• _Input_

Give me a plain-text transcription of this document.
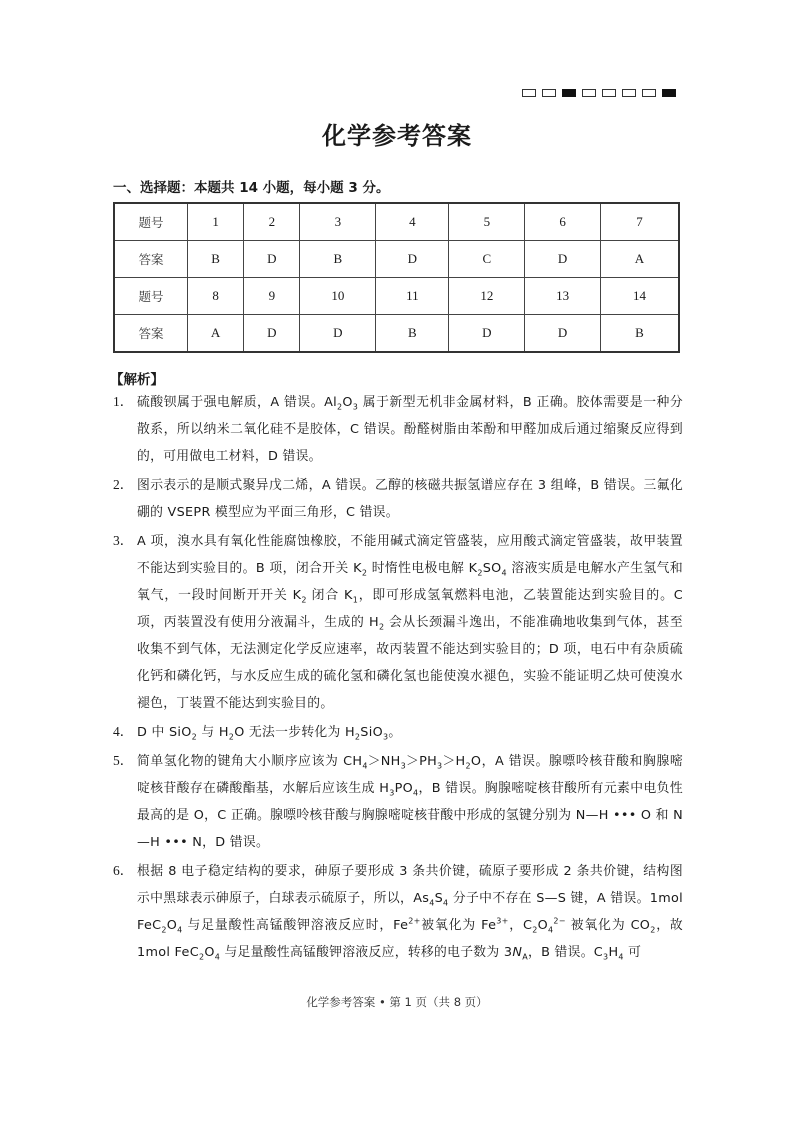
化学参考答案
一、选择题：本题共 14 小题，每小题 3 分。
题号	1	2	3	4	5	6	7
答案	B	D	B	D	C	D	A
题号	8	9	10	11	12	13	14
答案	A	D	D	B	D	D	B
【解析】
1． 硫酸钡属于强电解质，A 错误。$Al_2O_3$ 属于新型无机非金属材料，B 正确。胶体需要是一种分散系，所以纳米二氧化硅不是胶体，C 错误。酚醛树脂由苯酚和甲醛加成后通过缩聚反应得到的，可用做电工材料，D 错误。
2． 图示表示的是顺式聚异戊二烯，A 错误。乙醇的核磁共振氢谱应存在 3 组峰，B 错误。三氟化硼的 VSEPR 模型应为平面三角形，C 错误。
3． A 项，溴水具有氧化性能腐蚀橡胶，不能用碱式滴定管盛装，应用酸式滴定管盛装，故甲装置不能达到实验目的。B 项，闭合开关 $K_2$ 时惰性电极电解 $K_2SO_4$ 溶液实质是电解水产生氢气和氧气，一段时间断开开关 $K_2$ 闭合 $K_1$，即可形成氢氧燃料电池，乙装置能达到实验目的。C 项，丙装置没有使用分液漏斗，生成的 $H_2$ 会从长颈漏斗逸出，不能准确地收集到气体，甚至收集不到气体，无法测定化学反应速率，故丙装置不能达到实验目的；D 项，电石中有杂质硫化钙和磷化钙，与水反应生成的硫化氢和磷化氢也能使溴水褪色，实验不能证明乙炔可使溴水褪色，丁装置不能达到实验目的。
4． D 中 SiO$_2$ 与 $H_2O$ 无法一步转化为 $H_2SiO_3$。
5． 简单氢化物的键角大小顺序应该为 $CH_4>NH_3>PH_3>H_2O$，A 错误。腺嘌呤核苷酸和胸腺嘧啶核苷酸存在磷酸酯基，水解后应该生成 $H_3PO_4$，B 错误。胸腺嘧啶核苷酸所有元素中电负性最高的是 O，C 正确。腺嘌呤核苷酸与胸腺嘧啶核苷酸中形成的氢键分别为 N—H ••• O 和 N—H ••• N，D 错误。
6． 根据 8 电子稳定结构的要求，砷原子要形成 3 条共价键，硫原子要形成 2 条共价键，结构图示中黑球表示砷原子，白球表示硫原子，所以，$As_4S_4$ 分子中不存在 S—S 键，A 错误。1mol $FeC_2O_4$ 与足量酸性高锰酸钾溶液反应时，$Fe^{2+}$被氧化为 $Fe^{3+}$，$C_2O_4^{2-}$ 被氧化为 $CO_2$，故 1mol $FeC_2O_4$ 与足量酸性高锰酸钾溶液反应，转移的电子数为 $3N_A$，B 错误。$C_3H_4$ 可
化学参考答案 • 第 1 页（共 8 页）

==

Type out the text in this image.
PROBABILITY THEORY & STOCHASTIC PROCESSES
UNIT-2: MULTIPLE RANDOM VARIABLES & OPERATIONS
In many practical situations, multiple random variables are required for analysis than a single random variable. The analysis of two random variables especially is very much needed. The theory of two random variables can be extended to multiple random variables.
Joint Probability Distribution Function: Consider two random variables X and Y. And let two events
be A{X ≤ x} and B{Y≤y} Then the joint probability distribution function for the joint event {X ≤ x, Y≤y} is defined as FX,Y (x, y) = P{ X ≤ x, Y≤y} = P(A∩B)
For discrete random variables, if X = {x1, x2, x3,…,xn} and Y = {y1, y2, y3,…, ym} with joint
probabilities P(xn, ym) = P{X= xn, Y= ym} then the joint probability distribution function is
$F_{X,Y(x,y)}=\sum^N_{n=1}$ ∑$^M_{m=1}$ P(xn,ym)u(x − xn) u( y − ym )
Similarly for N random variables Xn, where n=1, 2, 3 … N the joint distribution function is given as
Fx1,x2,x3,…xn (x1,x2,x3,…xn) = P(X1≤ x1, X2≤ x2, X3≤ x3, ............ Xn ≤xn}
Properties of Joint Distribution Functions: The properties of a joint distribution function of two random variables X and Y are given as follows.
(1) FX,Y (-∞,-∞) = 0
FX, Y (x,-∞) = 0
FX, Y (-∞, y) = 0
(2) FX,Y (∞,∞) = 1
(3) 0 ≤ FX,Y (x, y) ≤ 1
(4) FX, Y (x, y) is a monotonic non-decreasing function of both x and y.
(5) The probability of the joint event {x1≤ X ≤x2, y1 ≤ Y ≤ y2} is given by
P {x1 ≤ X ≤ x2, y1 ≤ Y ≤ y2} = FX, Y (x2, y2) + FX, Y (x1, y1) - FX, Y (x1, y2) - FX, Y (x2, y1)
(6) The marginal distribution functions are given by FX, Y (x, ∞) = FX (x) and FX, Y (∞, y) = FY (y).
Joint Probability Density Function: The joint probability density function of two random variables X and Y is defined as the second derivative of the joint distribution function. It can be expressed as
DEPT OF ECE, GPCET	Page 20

• _Task instructions_
Look through the data and gather every line with the string "defined" in it.

• _Written response_
be A{X ≤ x} and B{Y≤y} Then the joint probability distribution function for the joint event {X ≤ x, Y≤y} is defined as FX,Y (x, y) = P{ X ≤ x, Y≤y} = P(A∩B)
Joint Probability Density Function: The joint probability density function of two random variables X and Y is defined as the second derivative of the joint distribution function. It can be expressed as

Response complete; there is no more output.